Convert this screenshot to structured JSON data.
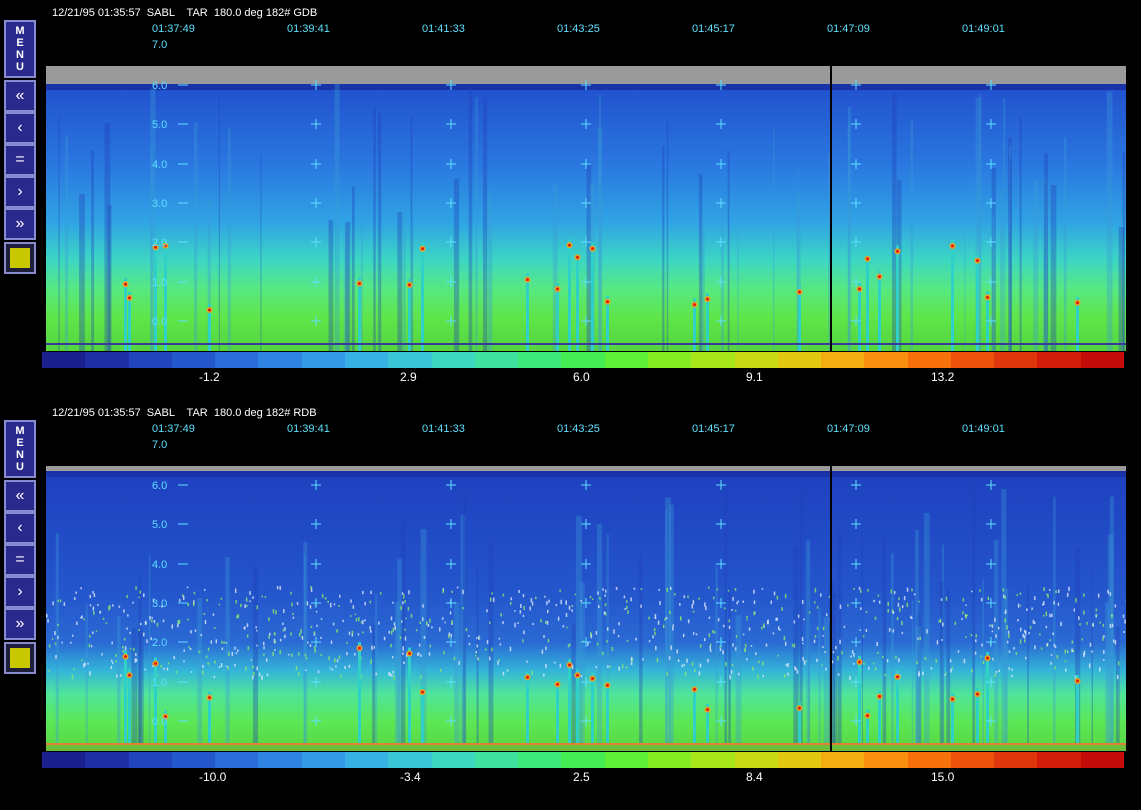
{
  "panels": [
    {
      "header": "12/21/95 01:35:57  SABL    TAR  180.0 deg 182# GDB",
      "times": [
        "01:37:49",
        "01:39:41",
        "01:41:33",
        "01:43:25",
        "01:45:17",
        "01:47:09",
        "01:49:01"
      ],
      "top_altitude": "7.0",
      "altitudes": [
        "6.0",
        "5.0",
        "4.0",
        "3.0",
        "2.0",
        "1.0",
        "0.0"
      ],
      "colorbar_labels": [
        "-1.2",
        "2.9",
        "6.0",
        "9.1",
        "13.2"
      ],
      "toolbar": {
        "menu_letters": [
          "M",
          "E",
          "N",
          "U"
        ],
        "rewind": "«",
        "back": "‹",
        "equal": "=",
        "forward": "›",
        "fast_forward": "»"
      }
    },
    {
      "header": "12/21/95 01:35:57  SABL    TAR  180.0 deg 182# RDB",
      "times": [
        "01:37:49",
        "01:39:41",
        "01:41:33",
        "01:43:25",
        "01:45:17",
        "01:47:09",
        "01:49:01"
      ],
      "top_altitude": "7.0",
      "altitudes": [
        "6.0",
        "5.0",
        "4.0",
        "3.0",
        "2.0",
        "1.0",
        "0.0"
      ],
      "colorbar_labels": [
        "-10.0",
        "-3.4",
        "2.5",
        "8.4",
        "15.0"
      ],
      "toolbar": {
        "menu_letters": [
          "M",
          "E",
          "N",
          "U"
        ],
        "rewind": "«",
        "back": "‹",
        "equal": "=",
        "forward": "›",
        "fast_forward": "»"
      }
    }
  ],
  "colors": {
    "colorbar": [
      "#1a1f8c",
      "#1e2fa6",
      "#2244bd",
      "#2557cc",
      "#2a6cd8",
      "#2f82e0",
      "#3399e6",
      "#37b0e3",
      "#3bc6d5",
      "#3fd9bf",
      "#3fe39f",
      "#3fea7c",
      "#45ee55",
      "#5fef36",
      "#84ec22",
      "#a8e51a",
      "#c8da16",
      "#e2c813",
      "#f2ad10",
      "#f88f0e",
      "#f6700c",
      "#ec520b",
      "#e0360b",
      "#d21e0b",
      "#c40c0b"
    ],
    "accent_text": "#5fe0ff",
    "swatch": "#c8c800"
  }
}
•••
WRITTEN TASK ->
Skip the pictures, then retype every line above exactly.

FULL OUTPUT ->
Convert this screenshot to structured JSON data.
{
  "panels": [
    {
      "header": "12/21/95 01:35:57  SABL    TAR  180.0 deg 182# GDB",
      "times": [
        "01:37:49",
        "01:39:41",
        "01:41:33",
        "01:43:25",
        "01:45:17",
        "01:47:09",
        "01:49:01"
      ],
      "top_altitude": "7.0",
      "altitudes": [
        "6.0",
        "5.0",
        "4.0",
        "3.0",
        "2.0",
        "1.0",
        "0.0"
      ],
      "colorbar_labels": [
        "-1.2",
        "2.9",
        "6.0",
        "9.1",
        "13.2"
      ],
      "toolbar": {
        "menu_letters": [
          "M",
          "E",
          "N",
          "U"
        ],
        "rewind": "«",
        "back": "‹",
        "equal": "=",
        "forward": "›",
        "fast_forward": "»"
      }
    },
    {
      "header": "12/21/95 01:35:57  SABL    TAR  180.0 deg 182# RDB",
      "times": [
        "01:37:49",
        "01:39:41",
        "01:41:33",
        "01:43:25",
        "01:45:17",
        "01:47:09",
        "01:49:01"
      ],
      "top_altitude": "7.0",
      "altitudes": [
        "6.0",
        "5.0",
        "4.0",
        "3.0",
        "2.0",
        "1.0",
        "0.0"
      ],
      "colorbar_labels": [
        "-10.0",
        "-3.4",
        "2.5",
        "8.4",
        "15.0"
      ],
      "toolbar": {
        "menu_letters": [
          "M",
          "E",
          "N",
          "U"
        ],
        "rewind": "«",
        "back": "‹",
        "equal": "=",
        "forward": "›",
        "fast_forward": "»"
      }
    }
  ],
  "colors": {
    "colorbar": [
      "#1a1f8c",
      "#1e2fa6",
      "#2244bd",
      "#2557cc",
      "#2a6cd8",
      "#2f82e0",
      "#3399e6",
      "#37b0e3",
      "#3bc6d5",
      "#3fd9bf",
      "#3fe39f",
      "#3fea7c",
      "#45ee55",
      "#5fef36",
      "#84ec22",
      "#a8e51a",
      "#c8da16",
      "#e2c813",
      "#f2ad10",
      "#f88f0e",
      "#f6700c",
      "#ec520b",
      "#e0360b",
      "#d21e0b",
      "#c40c0b"
    ],
    "accent_text": "#5fe0ff",
    "swatch": "#c8c800"
  }
}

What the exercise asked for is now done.